- [WHAT THE TASK REQUIRES] Go through the records line by line and work out how many lines hold the word "screenshot". Answer with the number only.

- - -

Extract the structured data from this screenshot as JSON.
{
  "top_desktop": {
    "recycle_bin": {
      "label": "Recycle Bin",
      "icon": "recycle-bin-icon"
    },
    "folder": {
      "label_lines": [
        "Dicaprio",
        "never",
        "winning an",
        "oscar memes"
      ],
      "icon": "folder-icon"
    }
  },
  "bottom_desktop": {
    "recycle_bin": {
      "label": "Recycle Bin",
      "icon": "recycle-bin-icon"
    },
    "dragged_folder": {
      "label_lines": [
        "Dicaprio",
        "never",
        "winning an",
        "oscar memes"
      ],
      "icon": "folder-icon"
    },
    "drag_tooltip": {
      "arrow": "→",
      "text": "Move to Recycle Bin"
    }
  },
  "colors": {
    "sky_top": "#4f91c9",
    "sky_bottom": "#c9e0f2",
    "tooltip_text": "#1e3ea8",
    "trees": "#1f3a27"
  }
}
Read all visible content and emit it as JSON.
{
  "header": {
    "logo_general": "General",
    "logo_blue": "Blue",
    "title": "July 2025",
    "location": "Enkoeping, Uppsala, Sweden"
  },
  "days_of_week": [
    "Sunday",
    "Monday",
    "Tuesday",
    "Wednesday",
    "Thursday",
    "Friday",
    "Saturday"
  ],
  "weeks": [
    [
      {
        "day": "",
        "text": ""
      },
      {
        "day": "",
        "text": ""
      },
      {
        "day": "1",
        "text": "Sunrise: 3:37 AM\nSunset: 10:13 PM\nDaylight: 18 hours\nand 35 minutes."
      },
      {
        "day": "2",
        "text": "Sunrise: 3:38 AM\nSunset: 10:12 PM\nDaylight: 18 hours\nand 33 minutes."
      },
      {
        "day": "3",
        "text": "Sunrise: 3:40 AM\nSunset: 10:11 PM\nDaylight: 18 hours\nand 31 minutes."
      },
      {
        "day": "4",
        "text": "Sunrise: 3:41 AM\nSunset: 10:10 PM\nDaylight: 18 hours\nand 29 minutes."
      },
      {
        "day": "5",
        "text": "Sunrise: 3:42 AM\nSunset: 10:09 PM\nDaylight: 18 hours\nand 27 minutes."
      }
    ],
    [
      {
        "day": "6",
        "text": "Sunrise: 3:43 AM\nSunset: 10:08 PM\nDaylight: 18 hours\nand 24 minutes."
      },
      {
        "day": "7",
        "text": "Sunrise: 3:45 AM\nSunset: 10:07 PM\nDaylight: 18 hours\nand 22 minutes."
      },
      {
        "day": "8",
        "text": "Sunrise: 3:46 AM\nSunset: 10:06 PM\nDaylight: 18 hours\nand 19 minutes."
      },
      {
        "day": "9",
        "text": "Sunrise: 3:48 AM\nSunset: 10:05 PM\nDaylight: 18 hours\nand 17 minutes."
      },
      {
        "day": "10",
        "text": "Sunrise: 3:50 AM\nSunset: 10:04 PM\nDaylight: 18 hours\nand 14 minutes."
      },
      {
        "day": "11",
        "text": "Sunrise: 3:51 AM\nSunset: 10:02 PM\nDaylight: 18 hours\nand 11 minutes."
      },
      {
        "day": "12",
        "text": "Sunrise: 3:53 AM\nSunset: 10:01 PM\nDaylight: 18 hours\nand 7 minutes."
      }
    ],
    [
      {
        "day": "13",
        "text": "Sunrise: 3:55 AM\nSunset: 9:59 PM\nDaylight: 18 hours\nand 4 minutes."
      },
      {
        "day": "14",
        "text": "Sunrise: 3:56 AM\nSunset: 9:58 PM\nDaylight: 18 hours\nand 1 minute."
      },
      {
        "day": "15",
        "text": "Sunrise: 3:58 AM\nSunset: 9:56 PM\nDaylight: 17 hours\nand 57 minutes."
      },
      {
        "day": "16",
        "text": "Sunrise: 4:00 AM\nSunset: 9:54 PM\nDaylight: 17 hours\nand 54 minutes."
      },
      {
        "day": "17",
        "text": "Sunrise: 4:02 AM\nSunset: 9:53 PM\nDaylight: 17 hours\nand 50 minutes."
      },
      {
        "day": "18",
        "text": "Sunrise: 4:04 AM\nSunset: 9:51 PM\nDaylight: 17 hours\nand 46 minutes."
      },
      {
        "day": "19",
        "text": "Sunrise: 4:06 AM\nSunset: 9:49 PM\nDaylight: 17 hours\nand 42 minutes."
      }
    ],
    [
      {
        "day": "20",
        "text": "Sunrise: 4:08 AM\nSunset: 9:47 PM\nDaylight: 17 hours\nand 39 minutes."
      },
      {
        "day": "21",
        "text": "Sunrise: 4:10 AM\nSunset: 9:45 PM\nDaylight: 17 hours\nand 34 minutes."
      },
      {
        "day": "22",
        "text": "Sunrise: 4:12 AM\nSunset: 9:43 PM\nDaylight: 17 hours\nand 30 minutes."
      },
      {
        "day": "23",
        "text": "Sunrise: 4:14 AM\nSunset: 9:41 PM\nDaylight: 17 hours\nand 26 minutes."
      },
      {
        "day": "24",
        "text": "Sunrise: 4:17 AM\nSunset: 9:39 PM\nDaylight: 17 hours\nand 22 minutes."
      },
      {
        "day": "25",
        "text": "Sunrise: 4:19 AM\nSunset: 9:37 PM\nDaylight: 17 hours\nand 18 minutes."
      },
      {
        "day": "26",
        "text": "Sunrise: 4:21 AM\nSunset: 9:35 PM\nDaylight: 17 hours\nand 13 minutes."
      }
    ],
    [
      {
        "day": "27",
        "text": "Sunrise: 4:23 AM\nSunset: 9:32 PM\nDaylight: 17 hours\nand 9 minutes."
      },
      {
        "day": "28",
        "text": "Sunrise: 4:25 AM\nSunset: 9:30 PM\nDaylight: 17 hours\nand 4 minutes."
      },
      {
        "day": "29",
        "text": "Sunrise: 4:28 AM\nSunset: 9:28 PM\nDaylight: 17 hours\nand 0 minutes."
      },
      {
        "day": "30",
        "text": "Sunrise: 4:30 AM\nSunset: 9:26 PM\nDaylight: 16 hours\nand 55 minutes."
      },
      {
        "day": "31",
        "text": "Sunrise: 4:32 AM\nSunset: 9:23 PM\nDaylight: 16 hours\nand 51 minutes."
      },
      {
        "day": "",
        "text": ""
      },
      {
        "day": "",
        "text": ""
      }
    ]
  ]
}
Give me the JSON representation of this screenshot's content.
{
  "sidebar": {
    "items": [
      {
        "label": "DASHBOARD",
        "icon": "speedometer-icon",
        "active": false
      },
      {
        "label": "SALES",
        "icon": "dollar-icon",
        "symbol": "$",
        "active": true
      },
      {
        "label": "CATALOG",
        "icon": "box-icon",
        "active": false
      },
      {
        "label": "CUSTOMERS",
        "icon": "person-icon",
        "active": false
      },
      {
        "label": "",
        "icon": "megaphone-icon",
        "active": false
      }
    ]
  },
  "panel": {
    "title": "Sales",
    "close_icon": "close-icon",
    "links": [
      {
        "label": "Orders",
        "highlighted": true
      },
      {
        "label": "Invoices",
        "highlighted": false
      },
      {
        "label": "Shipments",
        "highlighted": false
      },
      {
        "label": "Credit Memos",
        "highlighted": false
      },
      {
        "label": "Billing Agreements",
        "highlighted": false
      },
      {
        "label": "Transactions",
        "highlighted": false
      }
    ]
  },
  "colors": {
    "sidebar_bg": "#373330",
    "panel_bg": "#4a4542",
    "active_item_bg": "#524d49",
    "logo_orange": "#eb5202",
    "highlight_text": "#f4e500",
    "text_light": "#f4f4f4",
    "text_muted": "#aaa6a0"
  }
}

- - -

- [COMPLETE RESPONSE] 2